[Collection entries]
+++

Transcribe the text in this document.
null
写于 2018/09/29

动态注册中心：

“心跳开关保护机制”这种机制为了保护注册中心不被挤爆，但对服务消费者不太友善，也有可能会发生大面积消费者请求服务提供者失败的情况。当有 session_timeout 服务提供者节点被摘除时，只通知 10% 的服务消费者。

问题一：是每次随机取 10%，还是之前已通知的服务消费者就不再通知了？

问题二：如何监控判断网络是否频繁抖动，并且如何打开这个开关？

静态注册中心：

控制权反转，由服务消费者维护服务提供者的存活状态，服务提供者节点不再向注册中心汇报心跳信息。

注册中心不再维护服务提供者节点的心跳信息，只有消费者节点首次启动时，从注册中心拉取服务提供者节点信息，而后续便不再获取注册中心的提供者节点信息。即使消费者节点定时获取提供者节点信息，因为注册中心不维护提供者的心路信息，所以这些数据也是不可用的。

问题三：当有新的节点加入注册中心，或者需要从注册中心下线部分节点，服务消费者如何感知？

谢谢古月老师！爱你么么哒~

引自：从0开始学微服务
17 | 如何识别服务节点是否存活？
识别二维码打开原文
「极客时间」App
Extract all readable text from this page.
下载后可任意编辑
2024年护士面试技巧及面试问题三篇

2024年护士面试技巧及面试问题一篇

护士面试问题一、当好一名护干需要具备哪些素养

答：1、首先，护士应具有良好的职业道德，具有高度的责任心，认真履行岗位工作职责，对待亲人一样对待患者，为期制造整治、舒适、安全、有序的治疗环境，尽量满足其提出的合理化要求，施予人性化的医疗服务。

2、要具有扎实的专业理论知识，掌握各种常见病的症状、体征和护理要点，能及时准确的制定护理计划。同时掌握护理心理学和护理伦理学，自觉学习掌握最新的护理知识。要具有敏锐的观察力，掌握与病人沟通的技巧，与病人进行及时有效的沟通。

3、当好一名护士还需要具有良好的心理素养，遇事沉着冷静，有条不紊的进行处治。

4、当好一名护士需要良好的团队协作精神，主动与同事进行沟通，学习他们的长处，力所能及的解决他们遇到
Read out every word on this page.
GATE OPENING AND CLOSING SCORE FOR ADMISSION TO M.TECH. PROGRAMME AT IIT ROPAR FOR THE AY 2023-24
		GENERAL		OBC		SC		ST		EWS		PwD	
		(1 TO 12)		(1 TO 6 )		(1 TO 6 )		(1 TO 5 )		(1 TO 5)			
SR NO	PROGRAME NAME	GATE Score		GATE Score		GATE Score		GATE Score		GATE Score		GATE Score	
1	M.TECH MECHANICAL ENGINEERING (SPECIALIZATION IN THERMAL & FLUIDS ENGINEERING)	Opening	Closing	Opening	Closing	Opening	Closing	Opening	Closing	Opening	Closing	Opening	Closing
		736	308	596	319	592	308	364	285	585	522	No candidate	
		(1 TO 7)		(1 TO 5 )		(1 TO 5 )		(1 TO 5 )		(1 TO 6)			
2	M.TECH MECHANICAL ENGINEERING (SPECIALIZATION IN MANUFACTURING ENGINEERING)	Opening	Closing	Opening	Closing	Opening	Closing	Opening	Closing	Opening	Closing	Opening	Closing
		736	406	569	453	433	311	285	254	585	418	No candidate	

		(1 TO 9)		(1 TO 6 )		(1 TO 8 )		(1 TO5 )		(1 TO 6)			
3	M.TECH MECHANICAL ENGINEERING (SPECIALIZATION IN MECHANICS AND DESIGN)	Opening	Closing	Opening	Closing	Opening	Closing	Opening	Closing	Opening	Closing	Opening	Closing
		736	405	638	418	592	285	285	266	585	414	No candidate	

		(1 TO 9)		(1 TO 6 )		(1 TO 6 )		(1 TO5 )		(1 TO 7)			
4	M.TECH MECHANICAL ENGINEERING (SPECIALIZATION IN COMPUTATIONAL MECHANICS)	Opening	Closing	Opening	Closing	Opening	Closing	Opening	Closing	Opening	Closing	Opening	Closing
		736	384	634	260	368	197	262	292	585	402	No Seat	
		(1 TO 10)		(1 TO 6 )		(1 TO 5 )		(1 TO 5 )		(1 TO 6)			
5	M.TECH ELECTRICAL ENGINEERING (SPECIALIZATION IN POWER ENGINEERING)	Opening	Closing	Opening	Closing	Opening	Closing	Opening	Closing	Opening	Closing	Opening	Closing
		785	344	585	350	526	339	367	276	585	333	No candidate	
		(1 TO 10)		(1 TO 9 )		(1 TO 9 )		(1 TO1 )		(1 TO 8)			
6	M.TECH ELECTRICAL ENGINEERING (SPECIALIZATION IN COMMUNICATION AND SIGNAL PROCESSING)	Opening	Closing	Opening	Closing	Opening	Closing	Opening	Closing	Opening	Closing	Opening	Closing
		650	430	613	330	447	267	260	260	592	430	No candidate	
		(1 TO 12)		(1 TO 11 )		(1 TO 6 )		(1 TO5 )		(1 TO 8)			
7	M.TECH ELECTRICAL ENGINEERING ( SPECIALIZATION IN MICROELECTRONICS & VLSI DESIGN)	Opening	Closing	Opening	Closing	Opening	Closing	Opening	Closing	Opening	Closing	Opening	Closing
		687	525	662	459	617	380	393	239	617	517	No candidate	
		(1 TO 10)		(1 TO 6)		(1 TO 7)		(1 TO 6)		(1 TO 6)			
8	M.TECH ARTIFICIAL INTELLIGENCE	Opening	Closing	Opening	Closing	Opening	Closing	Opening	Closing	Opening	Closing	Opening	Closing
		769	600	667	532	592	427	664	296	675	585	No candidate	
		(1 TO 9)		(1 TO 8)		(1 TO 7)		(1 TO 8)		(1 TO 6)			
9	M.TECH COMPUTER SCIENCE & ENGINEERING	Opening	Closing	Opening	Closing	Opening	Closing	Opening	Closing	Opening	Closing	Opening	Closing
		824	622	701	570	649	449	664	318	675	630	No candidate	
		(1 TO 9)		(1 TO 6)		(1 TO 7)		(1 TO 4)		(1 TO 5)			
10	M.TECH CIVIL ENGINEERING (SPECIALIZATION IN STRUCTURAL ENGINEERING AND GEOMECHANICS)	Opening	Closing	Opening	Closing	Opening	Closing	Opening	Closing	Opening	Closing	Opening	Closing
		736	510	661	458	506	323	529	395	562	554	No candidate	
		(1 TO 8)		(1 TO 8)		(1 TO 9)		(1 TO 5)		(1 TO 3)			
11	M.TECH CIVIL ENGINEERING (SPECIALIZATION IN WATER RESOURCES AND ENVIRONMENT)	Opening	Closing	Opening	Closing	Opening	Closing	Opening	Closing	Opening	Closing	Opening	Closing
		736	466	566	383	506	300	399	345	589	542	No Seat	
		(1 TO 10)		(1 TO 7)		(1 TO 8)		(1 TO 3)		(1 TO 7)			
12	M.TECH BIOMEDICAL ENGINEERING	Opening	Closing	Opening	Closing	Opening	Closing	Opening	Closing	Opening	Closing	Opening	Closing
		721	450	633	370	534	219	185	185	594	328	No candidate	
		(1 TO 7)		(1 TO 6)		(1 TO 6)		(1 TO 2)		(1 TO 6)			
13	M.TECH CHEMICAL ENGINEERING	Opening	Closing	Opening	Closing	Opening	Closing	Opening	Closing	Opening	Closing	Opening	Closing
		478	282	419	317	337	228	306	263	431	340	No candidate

+++

Determine the number of lines where the string "ENGINEERING" occurs, and give that number only.

= Answer to this problem =
12